## start Excerpt to read
Well, what's an amateur detective to do but clear her name while staying often one step ahead of McGuinness's own investigation.
As I've mentioned before, I'm reading lots of cozy mysteries in 2021, a genre I've barely read in the past. I call it Cozy College and the primary reading list is the Cozy Corner subscription service through Houston's Murder by the Book. This book list is curated by the bookstore's own John McDougall and Death at a Salon is the April selection. To date, John has selected first-in-series books, but Death at a Salon by Louise R. Innes is the second. The first book's events were referenced through this current book, but you really don't need to have read Death at a Country Mansion to enjoy Death at the Salon.
And boy did I enjoy this novel. Up until now, my favorite of the Cozy Corner books was February's Murder at the Beacon Bakeshop, but Death at the Salon might take the top spot. I'm a fan of the various BBC mystery shows that make their way across the pond so that probably plays a factor. This book has all the Englishisms I've seen in those shows, like tea drinking, small-town settings, and a nice and varied cast of characters. But if you don't like the lead character, any book or TV show falls apart. Happy to say that Daisy is delightful and instantly likable.
She keeps her cool under pressure, but still comes across as real. She fears for herself were she not to clear her name and hurts when other things happen to folks she knows. Author Louise Innes plays out the subtle romantic thread between Daisy and Paul very well, especially as the events put a strain on their delicate relationship. For his part, Paul is nicely characterized not simply as a gruff policeman nor as the hunk Daisy pines for, but as one who likes Daisy yet still has a job to do. Those two positions clash within him as the story goes on, and it's fascinating to see how it plays out.
## end Excerpt to read
## start Dataset excerpts
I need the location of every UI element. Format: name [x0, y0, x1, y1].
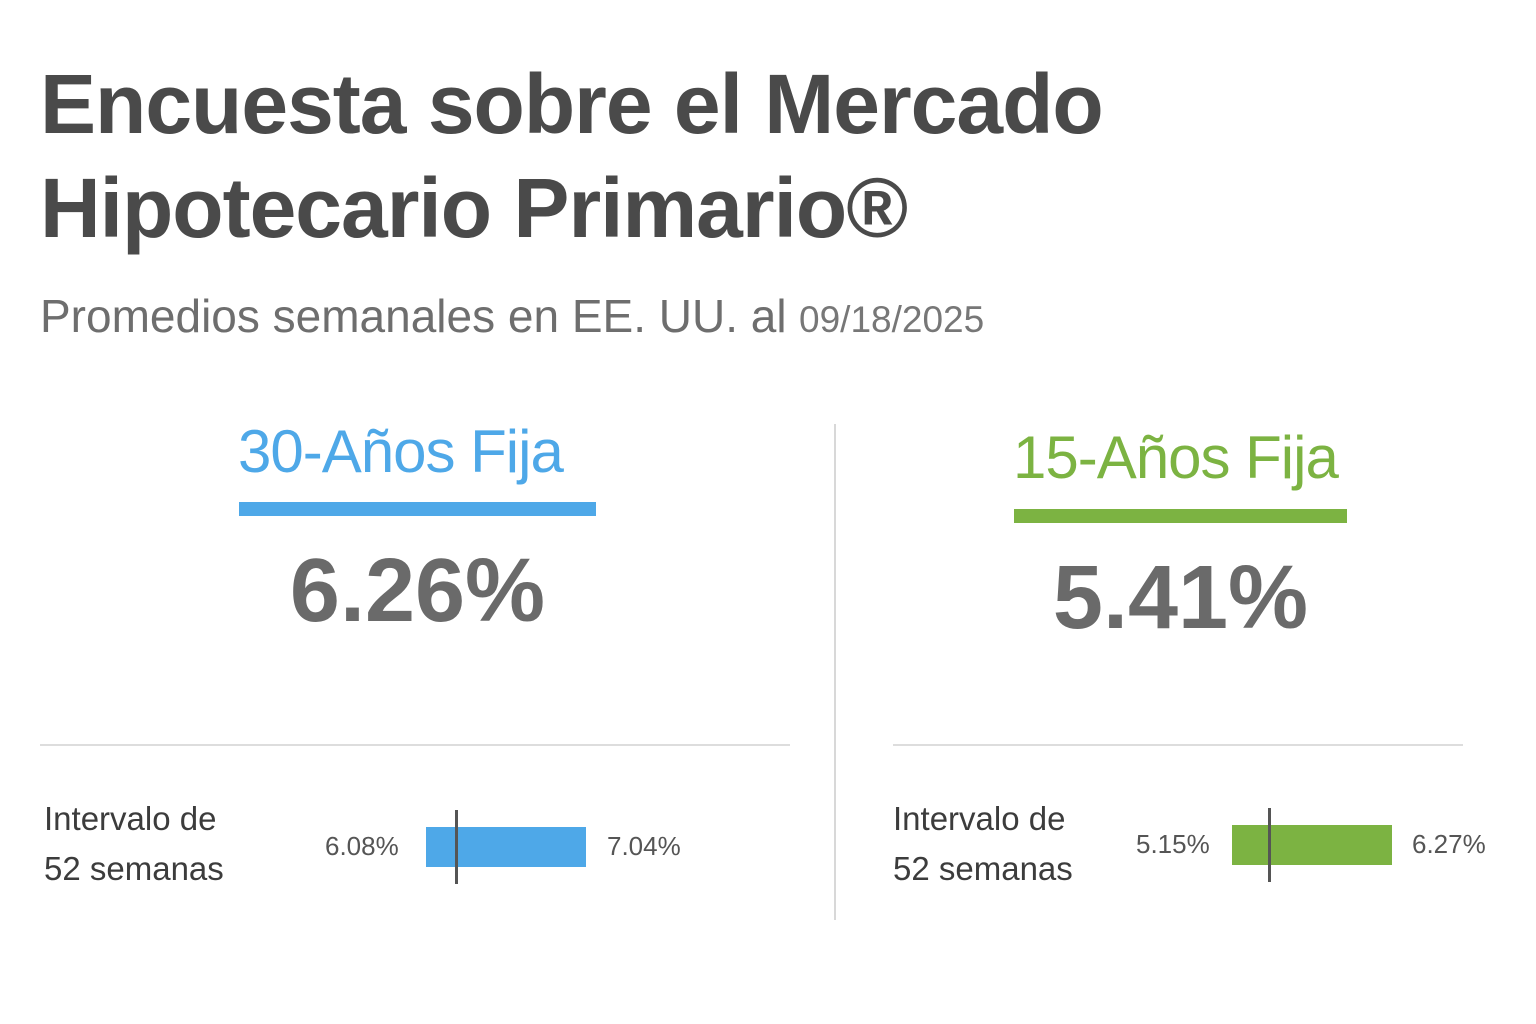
interval-label-line-2: 52 semanas: [44, 850, 224, 887]
interval-label-30-year: Intervalo de 52 semanas: [44, 794, 224, 894]
rate-underline-30-year: [239, 502, 596, 516]
page-subtitle: Promedios semanales en EE. UU. al 09/18/…: [40, 286, 984, 350]
panel-divider-30-year: [40, 744, 790, 746]
interval-label-15-year: Intervalo de 52 semanas: [893, 794, 1073, 894]
survey-date: 09/18/2025: [799, 299, 985, 340]
rate-underline-15-year: [1014, 509, 1347, 523]
interval-label-line-1: Intervalo de: [893, 800, 1066, 837]
page-title: Encuesta sobre el Mercado Hipotecario Pr…: [40, 52, 1240, 260]
rate-value-30-year: 6.26%: [289, 541, 546, 641]
panel-divider-15-year: [893, 744, 1463, 746]
interval-label-line-2: 52 semanas: [893, 850, 1073, 887]
current-rate-marker-30-year: [454, 810, 458, 884]
column-divider: [834, 424, 836, 920]
page-title-line-2: Hipotecario Primario®: [40, 161, 908, 255]
range-low-30-year: 6.08%: [325, 831, 399, 861]
range-high-30-year: 7.04%: [607, 831, 681, 861]
rate-label-30-year: 30-Años Fija: [238, 418, 564, 485]
current-rate-marker-15-year: [1267, 808, 1271, 882]
range-bar-15-year: [1232, 808, 1392, 882]
subtitle-text: Promedios semanales en EE. UU. al: [40, 290, 787, 342]
rate-value-15-year: 5.41%: [1052, 548, 1309, 648]
interval-label-line-1: Intervalo de: [44, 800, 217, 837]
range-low-15-year: 5.15%: [1136, 829, 1210, 859]
range-high-15-year: 6.27%: [1412, 829, 1486, 859]
range-bar-30-year: [426, 810, 586, 884]
rate-label-15-year: 15-Años Fija: [1013, 424, 1339, 491]
page-title-line-1: Encuesta sobre el Mercado: [40, 57, 1104, 151]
## end Dataset excerpts
Requirements:
1. In the book review, why does the reviewer say Death at the Salon might take the top spot among the Cozy Corner books? Answer in one to three sentences.
2. Transcribe the part of the book review starting at "Well, what's an" and ending at "at the Salon.".
3. Pick up the review of Death at the Salon after its last sentence and keep writing.
These records were taken from a different source than the text.

Written answers:
1. The reviewer is a fan of BBC mystery shows, and the book has the Englishisms seen in them, such as tea drinking, small-town settings and a varied cast of characters. The reviewer also finds the lead character, Daisy, delightful and instantly likable, which matters because any book falls apart if the lead isn't liked.

2.
Well, what's an amateur detective to do but clear her name while staying often one step ahead of McGuinness's own investigation.
As I've mentioned before, I'm reading lots of cozy mysteries in 2021, a genre I've barely read in the past. I call it Cozy College and the primary reading list is the Cozy Corner subscription service through Houston's Murder by the Book. This book list is curated by the bookstore's own John McDougall and Death at a Salon is the April selection. To date, John has selected first-in-series books, but Death at a Salon by Louise R. Innes is the second. The first book's events were referenced through this current book, but you really don't need to have read Death at a Country Mansion to enjoy Death at the Salon.

3.
Interestingly for an amateur sleuth, Daisy is actually pursuing an criminology diploma at a local college. I'm guessing it's because of her solving the first case, but I'm not sure. Thus, throughout the story, she'll drop some nugget she learned from her studies and apply it to the current case, even when that something is used against her, like when she's arrested for the crime. I found that to be actually realistic.
What I especially loved was the ending. Taking a page from Agatha Christie herself and with the flair of Nick Charles from the Thin Man movies, Daisy and Paul bring all the suspects into the same space. I'll give you zero guesses as to the location. There, the true culprit is revealed. Innes does a great job at keeping the villain hidden from the reader, compelling you to keep turning pages. She is the author of twenty-five novels so she knows how to pace a story. It is effortless here and carried me to the last page.
Which is where I jumped off and found her website. She writes different styles of books under variations of her name. What's great about the site for the Daisy Thorne series is you can get a free ebook prequel by signing up to her newsletter. Done. You can also purchase the first book in the series, Death at a Country Manor. Done. And, later this year, the third book in the series, Death at Holly Hall will be published. I'll eagerly be waiting.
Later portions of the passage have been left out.